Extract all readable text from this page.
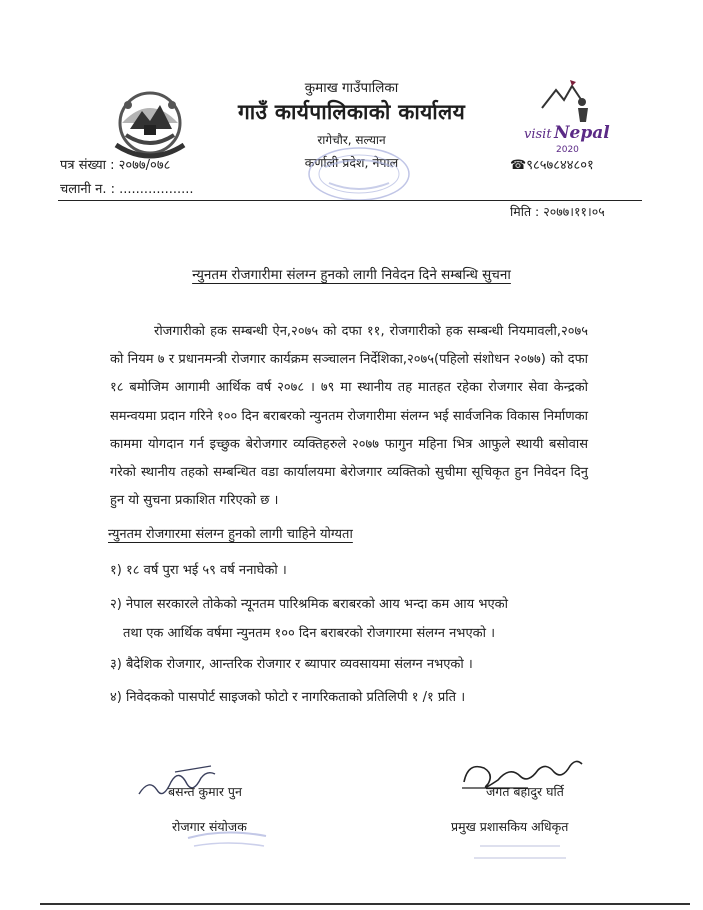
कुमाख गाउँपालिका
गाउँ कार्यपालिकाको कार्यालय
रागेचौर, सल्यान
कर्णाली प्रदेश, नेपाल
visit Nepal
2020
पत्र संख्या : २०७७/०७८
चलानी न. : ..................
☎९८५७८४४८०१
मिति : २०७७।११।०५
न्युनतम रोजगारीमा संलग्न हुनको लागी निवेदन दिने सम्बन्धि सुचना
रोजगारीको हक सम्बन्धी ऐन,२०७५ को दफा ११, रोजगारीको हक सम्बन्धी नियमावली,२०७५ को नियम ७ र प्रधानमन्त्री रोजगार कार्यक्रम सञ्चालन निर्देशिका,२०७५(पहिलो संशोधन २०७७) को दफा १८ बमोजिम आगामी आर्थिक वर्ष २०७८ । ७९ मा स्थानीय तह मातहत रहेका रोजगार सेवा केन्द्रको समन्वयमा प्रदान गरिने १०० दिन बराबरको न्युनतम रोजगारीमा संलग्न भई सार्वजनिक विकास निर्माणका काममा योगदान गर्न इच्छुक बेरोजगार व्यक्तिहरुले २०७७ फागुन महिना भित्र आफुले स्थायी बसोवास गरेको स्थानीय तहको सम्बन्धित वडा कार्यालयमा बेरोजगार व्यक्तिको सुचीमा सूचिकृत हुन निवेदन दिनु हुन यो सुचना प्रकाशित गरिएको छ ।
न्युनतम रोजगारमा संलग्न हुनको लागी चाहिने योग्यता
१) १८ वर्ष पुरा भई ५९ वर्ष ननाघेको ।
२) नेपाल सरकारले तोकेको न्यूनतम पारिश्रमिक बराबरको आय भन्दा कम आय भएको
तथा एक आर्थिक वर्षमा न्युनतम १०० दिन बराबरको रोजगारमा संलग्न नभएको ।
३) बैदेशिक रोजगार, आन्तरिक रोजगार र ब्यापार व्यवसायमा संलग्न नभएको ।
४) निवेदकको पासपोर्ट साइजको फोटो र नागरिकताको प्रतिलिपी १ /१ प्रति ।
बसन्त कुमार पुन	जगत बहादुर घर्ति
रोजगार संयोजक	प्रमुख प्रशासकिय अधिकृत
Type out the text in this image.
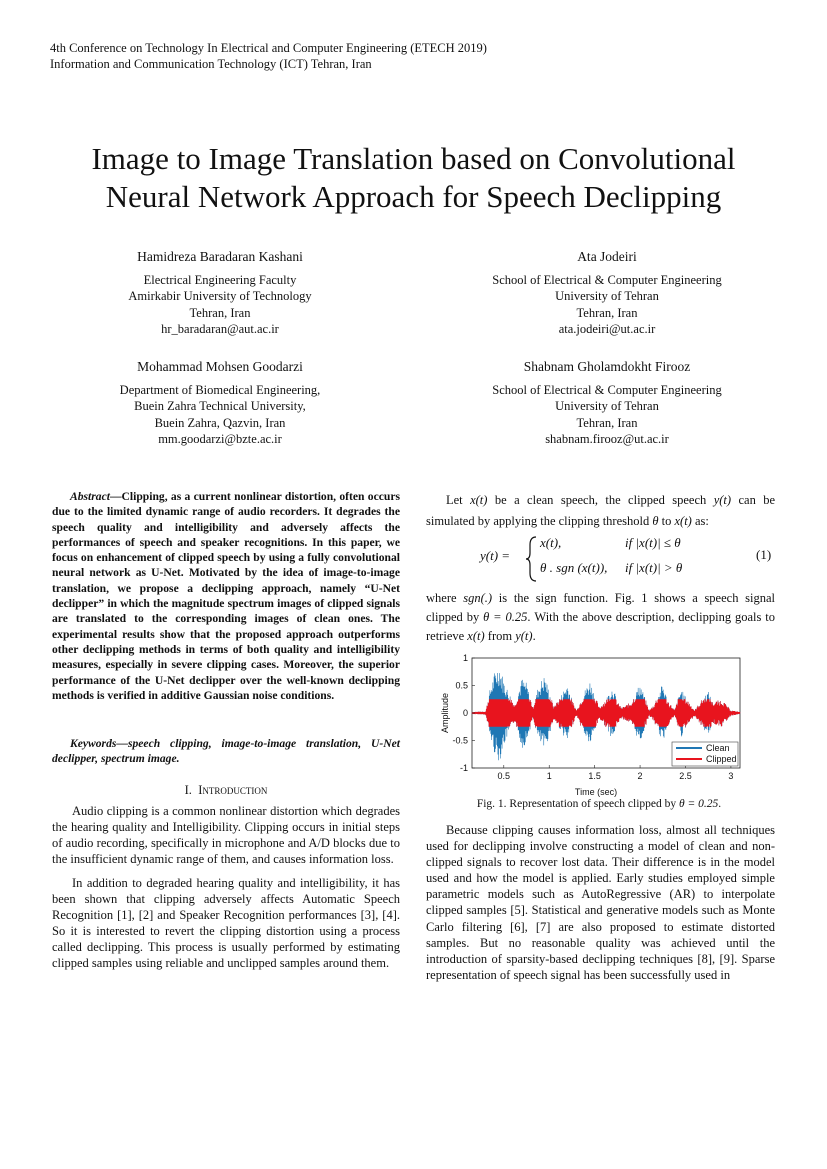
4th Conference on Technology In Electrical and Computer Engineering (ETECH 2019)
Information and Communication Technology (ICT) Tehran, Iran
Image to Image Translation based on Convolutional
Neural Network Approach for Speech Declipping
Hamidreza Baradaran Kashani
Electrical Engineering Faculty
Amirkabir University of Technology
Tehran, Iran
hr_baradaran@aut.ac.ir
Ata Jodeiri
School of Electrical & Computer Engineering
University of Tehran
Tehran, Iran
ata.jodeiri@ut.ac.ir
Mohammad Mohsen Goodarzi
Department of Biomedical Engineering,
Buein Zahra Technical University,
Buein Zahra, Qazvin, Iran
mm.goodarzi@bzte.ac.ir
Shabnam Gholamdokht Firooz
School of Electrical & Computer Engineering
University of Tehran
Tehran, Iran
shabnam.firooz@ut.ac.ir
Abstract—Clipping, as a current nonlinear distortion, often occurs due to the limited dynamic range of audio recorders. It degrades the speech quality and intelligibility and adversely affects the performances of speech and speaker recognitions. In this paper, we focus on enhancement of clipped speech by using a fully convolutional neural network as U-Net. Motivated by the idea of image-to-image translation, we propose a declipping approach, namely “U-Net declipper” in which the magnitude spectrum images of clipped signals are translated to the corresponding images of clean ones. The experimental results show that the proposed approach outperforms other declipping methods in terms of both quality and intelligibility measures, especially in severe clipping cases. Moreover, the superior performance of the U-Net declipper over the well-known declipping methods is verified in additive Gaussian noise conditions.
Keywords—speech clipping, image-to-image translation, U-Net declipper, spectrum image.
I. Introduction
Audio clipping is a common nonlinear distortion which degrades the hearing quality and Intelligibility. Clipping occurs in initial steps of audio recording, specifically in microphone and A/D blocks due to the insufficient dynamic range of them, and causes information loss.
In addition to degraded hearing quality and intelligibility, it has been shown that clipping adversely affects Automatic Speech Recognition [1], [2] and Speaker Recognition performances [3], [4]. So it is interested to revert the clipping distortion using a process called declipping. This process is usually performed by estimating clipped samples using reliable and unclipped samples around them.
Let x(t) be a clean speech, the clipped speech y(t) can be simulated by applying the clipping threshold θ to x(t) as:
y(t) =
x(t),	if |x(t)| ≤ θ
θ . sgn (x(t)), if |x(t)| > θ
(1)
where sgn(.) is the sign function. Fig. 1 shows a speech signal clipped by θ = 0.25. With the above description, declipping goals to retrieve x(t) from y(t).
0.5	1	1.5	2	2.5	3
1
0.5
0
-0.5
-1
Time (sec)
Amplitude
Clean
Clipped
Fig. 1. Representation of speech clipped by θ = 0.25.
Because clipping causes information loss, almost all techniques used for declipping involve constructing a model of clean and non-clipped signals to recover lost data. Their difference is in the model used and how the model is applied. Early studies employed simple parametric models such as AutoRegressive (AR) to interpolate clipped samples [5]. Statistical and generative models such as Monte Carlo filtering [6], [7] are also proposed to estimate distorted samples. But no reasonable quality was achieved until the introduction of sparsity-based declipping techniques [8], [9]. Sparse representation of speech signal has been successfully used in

=-=-=

--- What to work on ---
Using the records above, gather all lines where the string "from" is present.

--- Answer below ---
Extract all readable text from this page.
where sgn(.) is the sign function. Fig. 1 shows a speech signal clipped by θ = 0.25. With the above description, declipping goals to retrieve x(t) from y(t).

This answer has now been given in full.